Required task a:
Please reproduce the listing, everything from its first line down to the line containing "142, 272, 608]", with both of those lines included.

Passage shown:

++++++++++++++++++++

Syunik is a historic region of Armenia established in 189 BC and is famous for both the Monasteries of Tatev and Gladsor; as well as the production of Silver. The title for this exhibition Syunik, is derived from Armenian Gospel paintings from Gladsor.  These medieval manuscript paintings function as a starting point and palette for this group of paintings that has emerged, primarily, as Chromatic Voids.

The idea of the Chromatic Void, is an oxymoron. Voids are considered to be spaces that are black and empty.  In these paintings, the voids are filled with a chroma, made up of particular hues of colour that have been overlaid in repetitious layers that both conceal and reveal. My play on words in this context is deliberate as it takes into account the idea of colour not only as the science of light but as a subjective element in painting linked to, vibration, cultural memory and identity.

Significantly, within the tradition of Armenian Gospel paintings, colour was used not only as an abstract tool for spiritual mediation, but was also a crucial element in the creation of visual pleasure. The idea of visual pleasure is appealing to me and has led me to explore the idea of chroma/ colour as a conceptual marker for translating a cultural aesthetic and the possibility of surface beauty between time, space and place; and between the idioms of medieval manuscript and abstract painting in a contemporary context.

++++++++++++++++++++

Required task b:
For each statement below, answer yes or no according to the exhibition statement, and quote its deciding words: (i) Syunik was established in 189 BC. (ii) In these paintings, the voids are left black and empty. (iii) In Armenian Gospel paintings, color served only as an abstract tool for spiritual mediation.

++++++++++++++++++++

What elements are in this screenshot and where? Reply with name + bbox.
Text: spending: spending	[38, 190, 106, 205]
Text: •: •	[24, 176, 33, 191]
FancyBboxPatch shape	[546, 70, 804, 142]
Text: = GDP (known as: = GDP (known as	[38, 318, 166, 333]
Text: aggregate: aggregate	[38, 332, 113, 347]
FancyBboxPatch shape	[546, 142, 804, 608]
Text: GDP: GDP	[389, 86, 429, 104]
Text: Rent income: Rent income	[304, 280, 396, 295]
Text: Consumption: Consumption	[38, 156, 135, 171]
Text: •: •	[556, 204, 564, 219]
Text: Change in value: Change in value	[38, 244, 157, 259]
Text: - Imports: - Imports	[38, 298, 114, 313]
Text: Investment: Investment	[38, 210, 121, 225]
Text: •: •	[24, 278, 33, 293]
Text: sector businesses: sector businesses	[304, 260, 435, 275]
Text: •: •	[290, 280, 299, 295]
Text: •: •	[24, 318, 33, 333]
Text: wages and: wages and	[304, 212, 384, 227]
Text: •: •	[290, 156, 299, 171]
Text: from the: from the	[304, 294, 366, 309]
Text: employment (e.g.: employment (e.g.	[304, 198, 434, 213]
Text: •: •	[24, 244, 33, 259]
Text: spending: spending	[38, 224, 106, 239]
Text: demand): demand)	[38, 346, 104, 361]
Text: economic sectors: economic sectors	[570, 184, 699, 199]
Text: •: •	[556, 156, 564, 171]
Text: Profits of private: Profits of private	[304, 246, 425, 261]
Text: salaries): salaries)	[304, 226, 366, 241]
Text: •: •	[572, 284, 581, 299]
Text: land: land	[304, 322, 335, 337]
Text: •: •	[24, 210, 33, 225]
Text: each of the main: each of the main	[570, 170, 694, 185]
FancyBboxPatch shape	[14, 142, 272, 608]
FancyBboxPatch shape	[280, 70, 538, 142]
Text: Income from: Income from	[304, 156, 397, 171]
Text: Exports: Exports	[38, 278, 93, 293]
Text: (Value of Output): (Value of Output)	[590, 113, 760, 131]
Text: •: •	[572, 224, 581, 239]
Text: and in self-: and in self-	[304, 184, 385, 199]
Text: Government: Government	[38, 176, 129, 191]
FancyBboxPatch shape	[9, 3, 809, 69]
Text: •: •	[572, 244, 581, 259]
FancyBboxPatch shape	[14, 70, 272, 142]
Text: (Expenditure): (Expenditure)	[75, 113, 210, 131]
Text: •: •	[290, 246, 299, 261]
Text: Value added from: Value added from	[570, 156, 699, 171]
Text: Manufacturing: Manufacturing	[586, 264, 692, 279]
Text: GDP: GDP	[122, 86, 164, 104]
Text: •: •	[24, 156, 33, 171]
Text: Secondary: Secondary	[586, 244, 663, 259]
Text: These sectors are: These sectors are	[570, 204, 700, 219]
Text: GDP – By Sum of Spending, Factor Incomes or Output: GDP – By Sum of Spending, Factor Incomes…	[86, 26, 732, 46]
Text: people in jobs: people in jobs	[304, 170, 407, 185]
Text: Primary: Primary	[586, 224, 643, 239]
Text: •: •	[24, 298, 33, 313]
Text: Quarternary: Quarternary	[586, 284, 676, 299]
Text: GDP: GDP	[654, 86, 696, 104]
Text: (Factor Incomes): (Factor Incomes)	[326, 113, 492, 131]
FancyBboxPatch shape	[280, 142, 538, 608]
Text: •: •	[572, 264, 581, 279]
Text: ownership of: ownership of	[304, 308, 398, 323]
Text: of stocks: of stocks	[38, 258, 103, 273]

++++++++++++++++++++

Task solution a:
What elements are in this screenshot and where? Reply with name + bbox.
Text: spending: spending	[38, 190, 106, 205]
Text: •: •	[24, 176, 33, 191]
FancyBboxPatch shape	[546, 70, 804, 142]
Text: = GDP (known as: = GDP (known as	[38, 318, 166, 333]
Text: aggregate: aggregate	[38, 332, 113, 347]
FancyBboxPatch shape	[546, 142, 804, 608]
Text: GDP: GDP	[389, 86, 429, 104]
Text: Rent income: Rent income	[304, 280, 396, 295]
Text: Consumption: Consumption	[38, 156, 135, 171]
Text: •: •	[556, 204, 564, 219]
Text: Change in value: Change in value	[38, 244, 157, 259]
Text: - Imports: - Imports	[38, 298, 114, 313]
Text: Investment: Investment	[38, 210, 121, 225]
Text: •: •	[24, 278, 33, 293]
Text: sector businesses: sector businesses	[304, 260, 435, 275]
Text: •: •	[290, 280, 299, 295]
Text: •: •	[24, 318, 33, 333]
Text: wages and: wages and	[304, 212, 384, 227]
Text: •: •	[290, 156, 299, 171]
Text: from the: from the	[304, 294, 366, 309]
Text: employment (e.g.: employment (e.g.	[304, 198, 434, 213]
Text: •: •	[24, 244, 33, 259]
Text: spending: spending	[38, 224, 106, 239]
Text: demand): demand)	[38, 346, 104, 361]
Text: economic sectors: economic sectors	[570, 184, 699, 199]
Text: •: •	[556, 156, 564, 171]
Text: Profits of private: Profits of private	[304, 246, 425, 261]
Text: salaries): salaries)	[304, 226, 366, 241]
Text: •: •	[572, 284, 581, 299]
Text: land: land	[304, 322, 335, 337]
Text: •: •	[24, 210, 33, 225]
Text: each of the main: each of the main	[570, 170, 694, 185]
FancyBboxPatch shape	[14, 142, 272, 608]

Task solution b:
(i) Yes: "Syunik is a historic region of Armenia established in 189 BC"
(ii) No: "In these paintings, the voids are filled with a chroma"
(iii) No: "colour was used not only as an abstract tool for spiritual mediation, but was also a crucial element in the creation of visual pleasure"